> [SET TASK]: Retype all of the listing exactly, passing over any picture you find.

> [RAW DATA]:

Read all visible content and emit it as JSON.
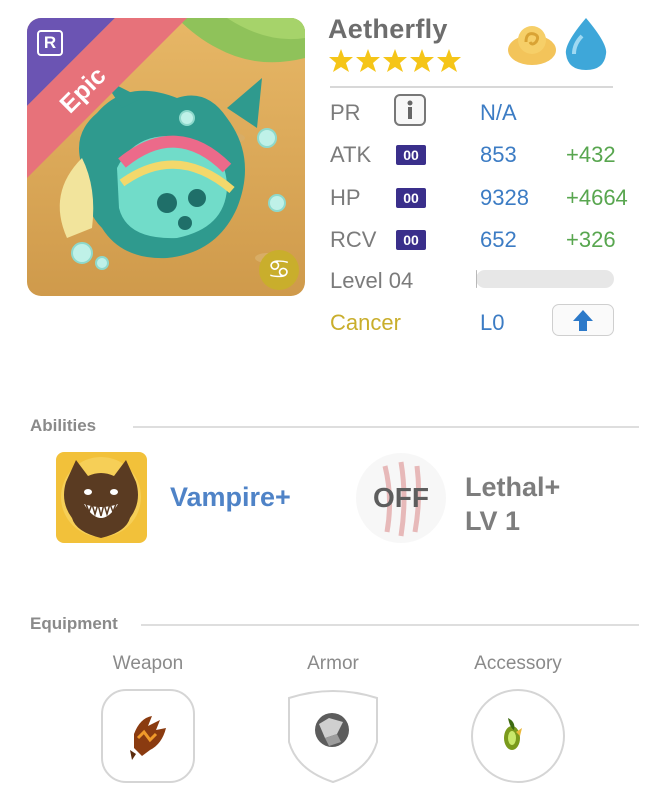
{
  "character": {
    "name": "Aetherfly",
    "rarity_label": "Epic",
    "rarity_badge": "R",
    "star_count": 5,
    "elements": [
      "cloud-element-icon",
      "water-element-icon"
    ],
    "zodiac_symbol": "♋"
  },
  "stats": {
    "pr": {
      "label": "PR",
      "value": "N/A"
    },
    "atk": {
      "label": "ATK",
      "badge": "00",
      "base": "853",
      "bonus": "+432"
    },
    "hp": {
      "label": "HP",
      "badge": "00",
      "base": "9328",
      "bonus": "+4664"
    },
    "rcv": {
      "label": "RCV",
      "badge": "00",
      "base": "652",
      "bonus": "+326"
    },
    "level": {
      "label": "Level 04",
      "progress": 0.01
    },
    "sign": {
      "label": "Cancer",
      "value": "L0"
    }
  },
  "abilities": {
    "title": "Abilities",
    "primary": {
      "name": "Vampire+",
      "icon": "wolf-icon"
    },
    "secondary": {
      "state": "OFF",
      "name_line1": "Lethal+",
      "name_line2": "LV 1",
      "icon": "claw-slash-icon"
    }
  },
  "equipment": {
    "title": "Equipment",
    "slots": [
      {
        "label": "Weapon",
        "icon": "claw-weapon-icon"
      },
      {
        "label": "Armor",
        "icon": "steel-orb-icon"
      },
      {
        "label": "Accessory",
        "icon": "green-gem-icon"
      }
    ]
  },
  "colors": {
    "stat_base": "#3c7cc4",
    "stat_bonus": "#58a64f",
    "badge_bg": "#3a2f8b",
    "cancer_gold": "#c9ae2c",
    "epic_ribbon": "#e7727a"
  }
}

> [FINISHED EXERCISE]:
Read all visible content and emit it as JSON.
{
  "character": {
    "name": "Aetherfly",
    "rarity_label": "Epic",
    "rarity_badge": "R",
    "star_count": 5,
    "elements": [
      "cloud-element-icon",
      "water-element-icon"
    ],
    "zodiac_symbol": "♋"
  },
  "stats": {
    "pr": {
      "label": "PR",
      "value": "N/A"
    },
    "atk": {
      "label": "ATK",
      "badge": "00",
      "base": "853",
      "bonus": "+432"
    },
    "hp": {
      "label": "HP",
      "badge": "00",
      "base": "9328",
      "bonus": "+4664"
    },
    "rcv": {
      "label": "RCV",
      "badge": "00",
      "base": "652",
      "bonus": "+326"
    },
    "level": {
      "label": "Level 04",
      "progress": 0.01
    },
    "sign": {
      "label": "Cancer",
      "value": "L0"
    }
  },
  "abilities": {
    "title": "Abilities",
    "primary": {
      "name": "Vampire+",
      "icon": "wolf-icon"
    },
    "secondary": {
      "state": "OFF",
      "name_line1": "Lethal+",
      "name_line2": "LV 1",
      "icon": "claw-slash-icon"
    }
  },
  "equipment": {
    "title": "Equipment",
    "slots": [
      {
        "label": "Weapon",
        "icon": "claw-weapon-icon"
      },
      {
        "label": "Armor",
        "icon": "steel-orb-icon"
      },
      {
        "label": "Accessory",
        "icon": "green-gem-icon"
      }
    ]
  },
  "colors": {
    "stat_base": "#3c7cc4",
    "stat_bonus": "#58a64f",
    "badge_bg": "#3a2f8b",
    "cancer_gold": "#c9ae2c",
    "epic_ribbon": "#e7727a"
  }
}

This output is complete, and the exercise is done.